What is needed:
Find the word "Ozarks" in the records below. List each line containing it.

Supplied data:
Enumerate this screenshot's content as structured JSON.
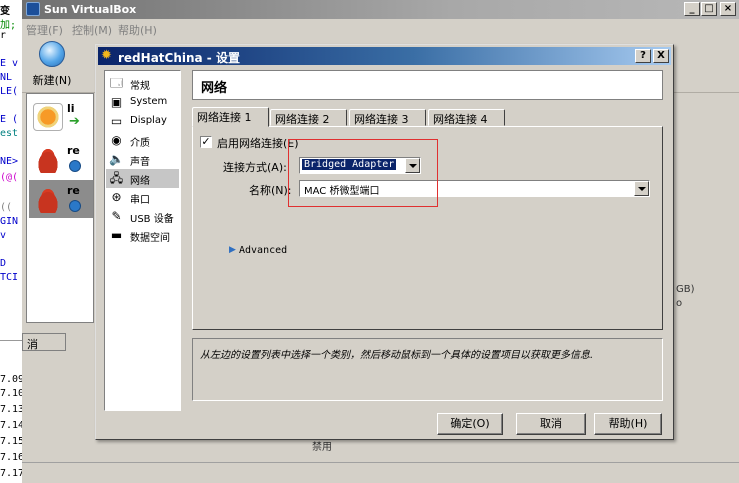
{
  "editor": {
    "lines": [
      "变​",
      "加;",
      "r",
      "E v",
      "NL",
      "LE(",
      "E (",
      "est",
      "NE>",
      "(@(",
      "((",
      "GIN",
      "v",
      "D",
      "TCI"
    ],
    "grid_rows": [
      "7.09",
      "7.10",
      "7.13",
      "7.14",
      "7.15",
      "7.16",
      "7.17"
    ],
    "grid_header": "消"
  },
  "vbox": {
    "title": "Sun VirtualBox",
    "menu": [
      "管理(F)",
      "控制(M)",
      "帮助(H)"
    ],
    "new_label": "新建(N)",
    "vms": [
      {
        "name": "li",
        "state": "running"
      },
      {
        "name": "re",
        "state": "saved"
      },
      {
        "name": "re",
        "state": "saved"
      }
    ],
    "status_tab": "消",
    "right_texts": [
      "GB)",
      "o",
      "禁用"
    ]
  },
  "dialog": {
    "title": "redHatChina - 设置",
    "categories": [
      "常规",
      "System",
      "Display",
      "介质",
      "声音",
      "网络",
      "串口",
      "USB 设备",
      "数据空间"
    ],
    "selected_category": "网络",
    "page_title": "网络",
    "tabs": [
      "网络连接 1",
      "网络连接 2",
      "网络连接 3",
      "网络连接 4"
    ],
    "active_tab": "网络连接 1",
    "enable_label": "启用网络连接(E)",
    "enable_checked": "✓",
    "attach_label": "连接方式(A):",
    "attach_value": "Bridged Adapter",
    "name_label": "名称(N):",
    "name_value": "MAC 桥微型端口",
    "advanced_label": "Advanced",
    "description": "从左边的设置列表中选择一个类别，然后移动鼠标到一个具体的设置项目以获取更多信息.",
    "buttons": {
      "ok": "确定(O)",
      "cancel": "取消",
      "help": "帮助(H)"
    },
    "help_button_title": "?",
    "close_button_title": "X"
  }
}
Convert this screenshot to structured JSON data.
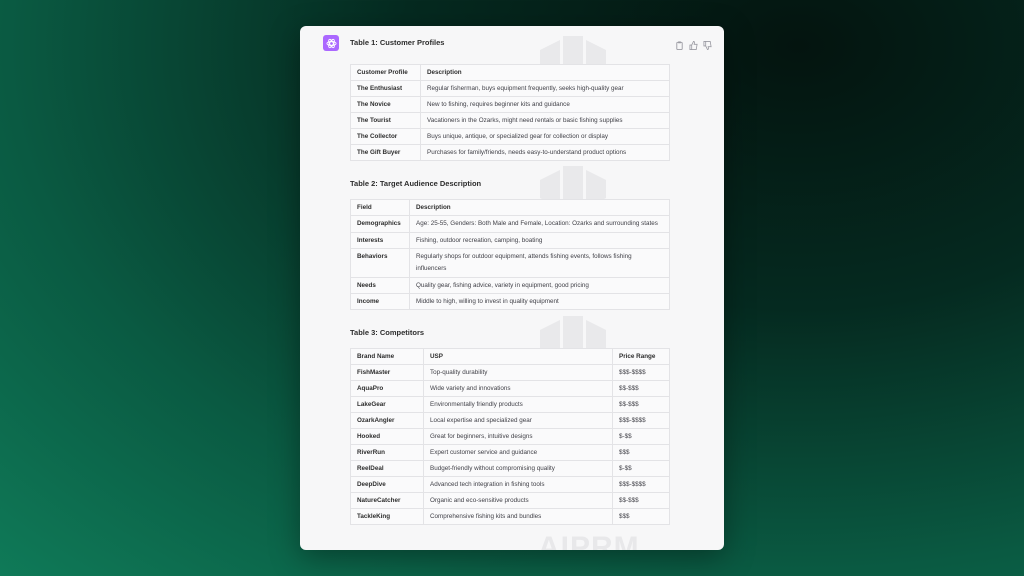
{
  "header": {
    "title": "Table 1: Customer Profiles"
  },
  "watermark": {
    "text": "AIPRM"
  },
  "table1": {
    "headers": [
      "Customer Profile",
      "Description"
    ],
    "rows": [
      [
        "The Enthusiast",
        "Regular fisherman, buys equipment frequently, seeks high-quality gear"
      ],
      [
        "The Novice",
        "New to fishing, requires beginner kits and guidance"
      ],
      [
        "The Tourist",
        "Vacationers in the Ozarks, might need rentals or basic fishing supplies"
      ],
      [
        "The Collector",
        "Buys unique, antique, or specialized gear for collection or display"
      ],
      [
        "The Gift Buyer",
        "Purchases for family/friends, needs easy-to-understand product options"
      ]
    ]
  },
  "table2": {
    "title": "Table 2: Target Audience Description",
    "headers": [
      "Field",
      "Description"
    ],
    "rows": [
      [
        "Demographics",
        "Age: 25-55, Genders: Both Male and Female, Location: Ozarks and surrounding states"
      ],
      [
        "Interests",
        "Fishing, outdoor recreation, camping, boating"
      ],
      [
        "Behaviors",
        "Regularly shops for outdoor equipment, attends fishing events, follows fishing influencers"
      ],
      [
        "Needs",
        "Quality gear, fishing advice, variety in equipment, good pricing"
      ],
      [
        "Income",
        "Middle to high, willing to invest in quality equipment"
      ]
    ]
  },
  "table3": {
    "title": "Table 3: Competitors",
    "headers": [
      "Brand Name",
      "USP",
      "Price Range"
    ],
    "rows": [
      [
        "FishMaster",
        "Top-quality durability",
        "$$$-$$$$"
      ],
      [
        "AquaPro",
        "Wide variety and innovations",
        "$$-$$$"
      ],
      [
        "LakeGear",
        "Environmentally friendly products",
        "$$-$$$"
      ],
      [
        "OzarkAngler",
        "Local expertise and specialized gear",
        "$$$-$$$$"
      ],
      [
        "Hooked",
        "Great for beginners, intuitive designs",
        "$-$$"
      ],
      [
        "RiverRun",
        "Expert customer service and guidance",
        "$$$"
      ],
      [
        "ReelDeal",
        "Budget-friendly without compromising quality",
        "$-$$"
      ],
      [
        "DeepDive",
        "Advanced tech integration in fishing tools",
        "$$$-$$$$"
      ],
      [
        "NatureCatcher",
        "Organic and eco-sensitive products",
        "$$-$$$"
      ],
      [
        "TackleKing",
        "Comprehensive fishing kits and bundles",
        "$$$"
      ]
    ]
  },
  "colors": {
    "avatar": "#ab68ff",
    "background_dark": "#04140f",
    "background_light": "#0f7a58"
  },
  "icons": {
    "avatar": "openai-logo-icon",
    "copy": "clipboard-icon",
    "like": "thumbs-up-icon",
    "dislike": "thumbs-down-icon"
  }
}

Written response:
        "Vacationers in the Ozarks, might need rentals or basic fishing supplies"
        "Age: 25-55, Genders: Both Male and Female, Location: Ozarks and surrounding states"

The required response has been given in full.